Task prompt ->
Reproduce every record exactly as it appears, but not the pictures.

(Dataset records)
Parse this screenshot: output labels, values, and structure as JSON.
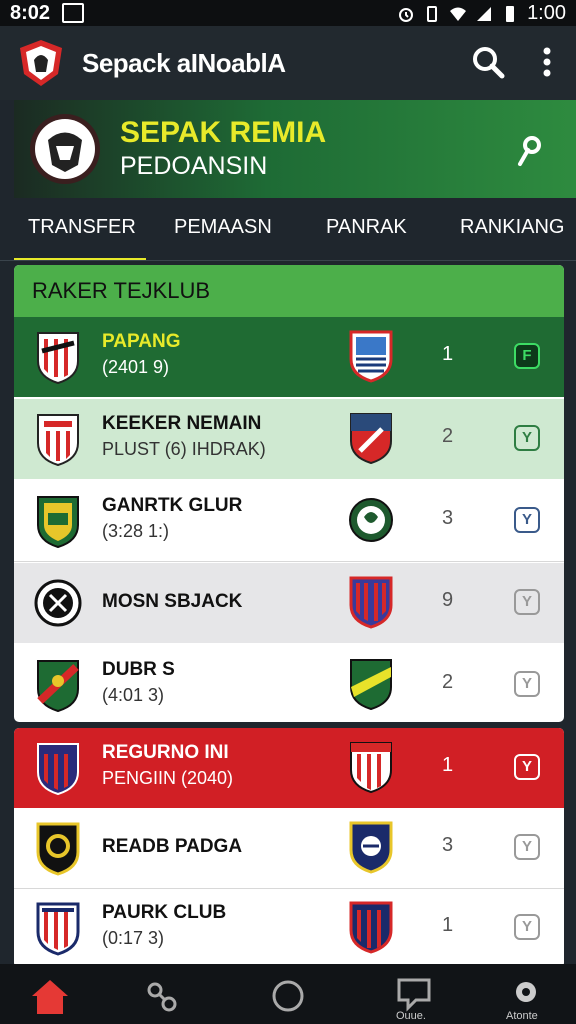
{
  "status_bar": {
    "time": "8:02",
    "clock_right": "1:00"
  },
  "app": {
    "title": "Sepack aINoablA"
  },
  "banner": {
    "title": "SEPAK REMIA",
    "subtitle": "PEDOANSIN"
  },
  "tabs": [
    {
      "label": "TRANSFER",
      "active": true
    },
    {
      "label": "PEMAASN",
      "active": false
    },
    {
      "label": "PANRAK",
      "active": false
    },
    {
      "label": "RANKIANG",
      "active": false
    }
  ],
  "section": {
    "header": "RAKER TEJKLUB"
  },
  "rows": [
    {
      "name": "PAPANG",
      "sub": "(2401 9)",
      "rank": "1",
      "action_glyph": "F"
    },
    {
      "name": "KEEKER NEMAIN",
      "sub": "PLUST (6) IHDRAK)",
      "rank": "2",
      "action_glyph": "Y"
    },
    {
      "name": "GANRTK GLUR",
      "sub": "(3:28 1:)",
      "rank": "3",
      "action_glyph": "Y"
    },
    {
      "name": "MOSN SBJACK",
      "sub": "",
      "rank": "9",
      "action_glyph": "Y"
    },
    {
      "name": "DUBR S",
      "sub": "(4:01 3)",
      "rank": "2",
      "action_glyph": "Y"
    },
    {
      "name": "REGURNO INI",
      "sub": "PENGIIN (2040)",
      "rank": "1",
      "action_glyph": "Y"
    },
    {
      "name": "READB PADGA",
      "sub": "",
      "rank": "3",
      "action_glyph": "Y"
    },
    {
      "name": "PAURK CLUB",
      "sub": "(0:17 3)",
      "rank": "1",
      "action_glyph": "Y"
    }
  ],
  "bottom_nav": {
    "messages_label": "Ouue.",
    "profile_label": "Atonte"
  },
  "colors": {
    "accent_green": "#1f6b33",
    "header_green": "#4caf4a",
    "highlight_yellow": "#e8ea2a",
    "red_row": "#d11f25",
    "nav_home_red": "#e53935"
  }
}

Exercise response ->
Parse this screenshot: output labels, values, and structure as JSON.
{
  "status_bar": {
    "time": "8:02",
    "clock_right": "1:00"
  },
  "app": {
    "title": "Sepack aINoablA"
  },
  "banner": {
    "title": "SEPAK REMIA",
    "subtitle": "PEDOANSIN"
  },
  "tabs": [
    {
      "label": "TRANSFER",
      "active": true
    },
    {
      "label": "PEMAASN",
      "active": false
    },
    {
      "label": "PANRAK",
      "active": false
    },
    {
      "label": "RANKIANG",
      "active": false
    }
  ],
  "section": {
    "header": "RAKER TEJKLUB"
  },
  "rows": [
    {
      "name": "PAPANG",
      "sub": "(2401 9)",
      "rank": "1",
      "action_glyph": "F"
    },
    {
      "name": "KEEKER NEMAIN",
      "sub": "PLUST (6) IHDRAK)",
      "rank": "2",
      "action_glyph": "Y"
    },
    {
      "name": "GANRTK GLUR",
      "sub": "(3:28 1:)",
      "rank": "3",
      "action_glyph": "Y"
    },
    {
      "name": "MOSN SBJACK",
      "sub": "",
      "rank": "9",
      "action_glyph": "Y"
    },
    {
      "name": "DUBR S",
      "sub": "(4:01 3)",
      "rank": "2",
      "action_glyph": "Y"
    },
    {
      "name": "REGURNO INI",
      "sub": "PENGIIN (2040)",
      "rank": "1",
      "action_glyph": "Y"
    },
    {
      "name": "READB PADGA",
      "sub": "",
      "rank": "3",
      "action_glyph": "Y"
    },
    {
      "name": "PAURK CLUB",
      "sub": "(0:17 3)",
      "rank": "1",
      "action_glyph": "Y"
    }
  ],
  "bottom_nav": {
    "messages_label": "Ouue.",
    "profile_label": "Atonte"
  },
  "colors": {
    "accent_green": "#1f6b33",
    "header_green": "#4caf4a",
    "highlight_yellow": "#e8ea2a",
    "red_row": "#d11f25",
    "nav_home_red": "#e53935"
  }
}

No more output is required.